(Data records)
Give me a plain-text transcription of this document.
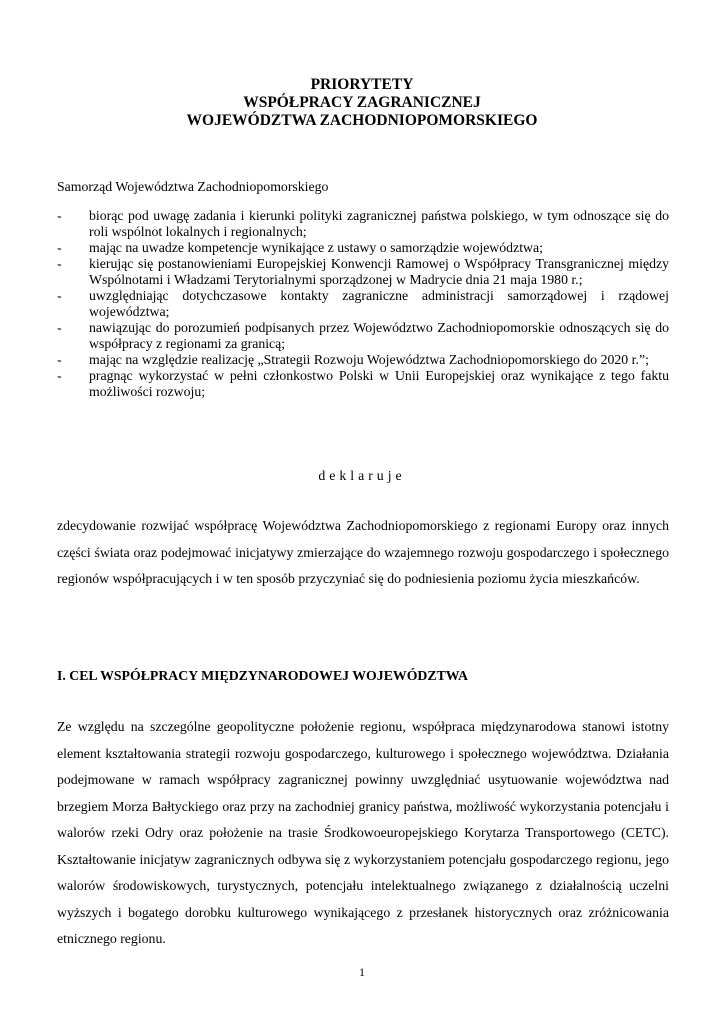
PRIORYTETY
WSPÓŁPRACY ZAGRANICZNEJ
WOJEWÓDZTWA ZACHODNIOPOMORSKIEGO
Samorząd Województwa Zachodniopomorskiego
- biorąc pod uwagę zadania i kierunki polityki zagranicznej państwa polskiego, w tym odnoszące się do roli wspólnot lokalnych i regionalnych;
- mając na uwadze kompetencje wynikające z ustawy o samorządzie województwa;
- kierując się postanowieniami Europejskiej Konwencji Ramowej o Współpracy Transgranicznej między Wspólnotami i Władzami Terytorialnymi sporządzonej w Madrycie dnia 21 maja 1980 r.;
- uwzględniając dotychczasowe kontakty zagraniczne administracji samorządowej i rządowej województwa;
- nawiązując do porozumień podpisanych przez Województwo Zachodniopomorskie odnoszących się do współpracy z regionami za granicą;
- mając na względzie realizację „Strategii Rozwoju Województwa Zachodniopomorskiego do 2020 r.”;
- pragnąc wykorzystać w pełni członkostwo Polski w Unii Europejskiej oraz wynikające z tego faktu możliwości rozwoju;
deklaruje
zdecydowanie rozwijać współpracę Województwa Zachodniopomorskiego z regionami Europy oraz innych części świata oraz podejmować inicjatywy zmierzające do wzajemnego rozwoju gospodarczego i społecznego regionów współpracujących i w ten sposób przyczyniać się do podniesienia poziomu życia mieszkańców.
I. CEL WSPÓŁPRACY MIĘDZYNARODOWEJ WOJEWÓDZTWA
Ze względu na szczególne geopolityczne położenie regionu, współpraca międzynarodowa stanowi istotny element kształtowania strategii rozwoju gospodarczego, kulturowego i społecznego województwa. Działania podejmowane w ramach współpracy zagranicznej powinny uwzględniać usytuowanie województwa nad brzegiem Morza Bałtyckiego oraz przy na zachodniej granicy państwa, możliwość wykorzystania potencjału i walorów rzeki Odry oraz położenie na trasie Środkowoeuropejskiego Korytarza Transportowego (CETC). Kształtowanie inicjatyw zagranicznych odbywa się z wykorzystaniem potencjału gospodarczego regionu, jego walorów środowiskowych, turystycznych, potencjału intelektualnego związanego z działalnością uczelni wyższych i bogatego dorobku kulturowego wynikającego z przesłanek historycznych oraz zróżnicowania etnicznego regionu.
1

§ CHALLENGE:
Write out the listing word for word, omitting the pictures it holds.

§ FULL RESPONSE:
Give me a plain-text transcription of this document.
PRIORYTETY
WSPÓŁPRACY ZAGRANICZNEJ
WOJEWÓDZTWA ZACHODNIOPOMORSKIEGO
Samorząd Województwa Zachodniopomorskiego
- biorąc pod uwagę zadania i kierunki polityki zagranicznej państwa polskiego, w tym odnoszące się do roli wspólnot lokalnych i regionalnych;
- mając na uwadze kompetencje wynikające z ustawy o samorządzie województwa;
- kierując się postanowieniami Europejskiej Konwencji Ramowej o Współpracy Transgranicznej między Wspólnotami i Władzami Terytorialnymi sporządzonej w Madrycie dnia 21 maja 1980 r.;
- uwzględniając dotychczasowe kontakty zagraniczne administracji samorządowej i rządowej województwa;
- nawiązując do porozumień podpisanych przez Województwo Zachodniopomorskie odnoszących się do współpracy z regionami za granicą;
- mając na względzie realizację „Strategii Rozwoju Województwa Zachodniopomorskiego do 2020 r.”;
- pragnąc wykorzystać w pełni członkostwo Polski w Unii Europejskiej oraz wynikające z tego faktu możliwości rozwoju;
deklaruje
zdecydowanie rozwijać współpracę Województwa Zachodniopomorskiego z regionami Europy oraz innych części świata oraz podejmować inicjatywy zmierzające do wzajemnego rozwoju gospodarczego i społecznego regionów współpracujących i w ten sposób przyczyniać się do podniesienia poziomu życia mieszkańców.
I. CEL WSPÓŁPRACY MIĘDZYNARODOWEJ WOJEWÓDZTWA
Ze względu na szczególne geopolityczne położenie regionu, współpraca międzynarodowa stanowi istotny element kształtowania strategii rozwoju gospodarczego, kulturowego i społecznego województwa. Działania podejmowane w ramach współpracy zagranicznej powinny uwzględniać usytuowanie województwa nad brzegiem Morza Bałtyckiego oraz przy na zachodniej granicy państwa, możliwość wykorzystania potencjału i walorów rzeki Odry oraz położenie na trasie Środkowoeuropejskiego Korytarza Transportowego (CETC). Kształtowanie inicjatyw zagranicznych odbywa się z wykorzystaniem potencjału gospodarczego regionu, jego walorów środowiskowych, turystycznych, potencjału intelektualnego związanego z działalnością uczelni wyższych i bogatego dorobku kulturowego wynikającego z przesłanek historycznych oraz zróżnicowania etnicznego regionu.
1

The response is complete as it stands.